→ Set task:
Of the lines in the data below, count the ones holding the string "FertilityFriend", and answer with that number only.

start

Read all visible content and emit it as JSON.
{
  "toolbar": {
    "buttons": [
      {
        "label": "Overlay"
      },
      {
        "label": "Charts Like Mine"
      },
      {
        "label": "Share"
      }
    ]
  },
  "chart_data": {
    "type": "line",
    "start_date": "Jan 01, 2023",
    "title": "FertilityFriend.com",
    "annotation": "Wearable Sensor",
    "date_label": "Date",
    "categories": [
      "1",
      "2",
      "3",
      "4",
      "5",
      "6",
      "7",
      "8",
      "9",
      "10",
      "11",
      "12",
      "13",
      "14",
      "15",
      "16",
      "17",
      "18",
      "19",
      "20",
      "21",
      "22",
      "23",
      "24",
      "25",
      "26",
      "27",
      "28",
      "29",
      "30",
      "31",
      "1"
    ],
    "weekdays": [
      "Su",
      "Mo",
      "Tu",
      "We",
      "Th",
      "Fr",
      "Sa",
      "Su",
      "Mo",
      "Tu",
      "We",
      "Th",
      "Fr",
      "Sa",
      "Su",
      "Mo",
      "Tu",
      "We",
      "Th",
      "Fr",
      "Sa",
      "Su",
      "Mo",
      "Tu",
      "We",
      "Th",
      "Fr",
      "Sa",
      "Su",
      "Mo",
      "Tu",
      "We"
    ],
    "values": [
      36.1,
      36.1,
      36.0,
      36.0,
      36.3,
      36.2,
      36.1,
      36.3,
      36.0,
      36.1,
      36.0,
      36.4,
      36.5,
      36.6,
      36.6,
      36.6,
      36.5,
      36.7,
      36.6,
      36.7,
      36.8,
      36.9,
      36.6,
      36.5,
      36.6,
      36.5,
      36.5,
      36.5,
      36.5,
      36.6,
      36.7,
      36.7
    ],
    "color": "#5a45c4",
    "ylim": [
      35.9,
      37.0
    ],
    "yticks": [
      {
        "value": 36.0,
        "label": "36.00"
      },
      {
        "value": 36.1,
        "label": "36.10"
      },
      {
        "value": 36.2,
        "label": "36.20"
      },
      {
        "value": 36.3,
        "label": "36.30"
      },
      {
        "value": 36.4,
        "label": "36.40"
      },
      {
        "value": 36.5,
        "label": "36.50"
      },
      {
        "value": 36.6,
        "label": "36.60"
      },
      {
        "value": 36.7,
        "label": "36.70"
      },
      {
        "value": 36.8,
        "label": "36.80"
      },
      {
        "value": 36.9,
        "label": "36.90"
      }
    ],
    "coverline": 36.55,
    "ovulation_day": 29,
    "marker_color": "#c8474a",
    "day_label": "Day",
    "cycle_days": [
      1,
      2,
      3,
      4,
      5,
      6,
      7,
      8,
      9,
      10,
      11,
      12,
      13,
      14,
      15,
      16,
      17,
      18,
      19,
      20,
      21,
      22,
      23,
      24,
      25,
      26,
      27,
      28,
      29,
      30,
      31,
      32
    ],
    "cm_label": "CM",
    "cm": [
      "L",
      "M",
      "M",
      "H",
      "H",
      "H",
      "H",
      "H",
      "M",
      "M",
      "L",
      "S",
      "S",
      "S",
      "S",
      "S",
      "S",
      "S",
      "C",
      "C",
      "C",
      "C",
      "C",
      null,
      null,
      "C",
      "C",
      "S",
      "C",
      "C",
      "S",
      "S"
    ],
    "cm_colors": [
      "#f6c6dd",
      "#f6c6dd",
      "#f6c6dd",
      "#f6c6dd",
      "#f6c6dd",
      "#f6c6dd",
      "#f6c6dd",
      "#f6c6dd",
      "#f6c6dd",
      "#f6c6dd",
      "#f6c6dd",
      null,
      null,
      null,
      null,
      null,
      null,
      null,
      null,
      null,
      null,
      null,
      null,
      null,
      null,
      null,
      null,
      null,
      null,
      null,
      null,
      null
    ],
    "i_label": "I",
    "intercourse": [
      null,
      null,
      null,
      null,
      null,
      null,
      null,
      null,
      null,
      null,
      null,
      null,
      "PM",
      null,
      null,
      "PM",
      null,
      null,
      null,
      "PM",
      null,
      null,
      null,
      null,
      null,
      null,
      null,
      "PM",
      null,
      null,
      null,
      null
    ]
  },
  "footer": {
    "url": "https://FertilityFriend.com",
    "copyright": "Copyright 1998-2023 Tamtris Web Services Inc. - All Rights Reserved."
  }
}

end

→ Exercise response:
2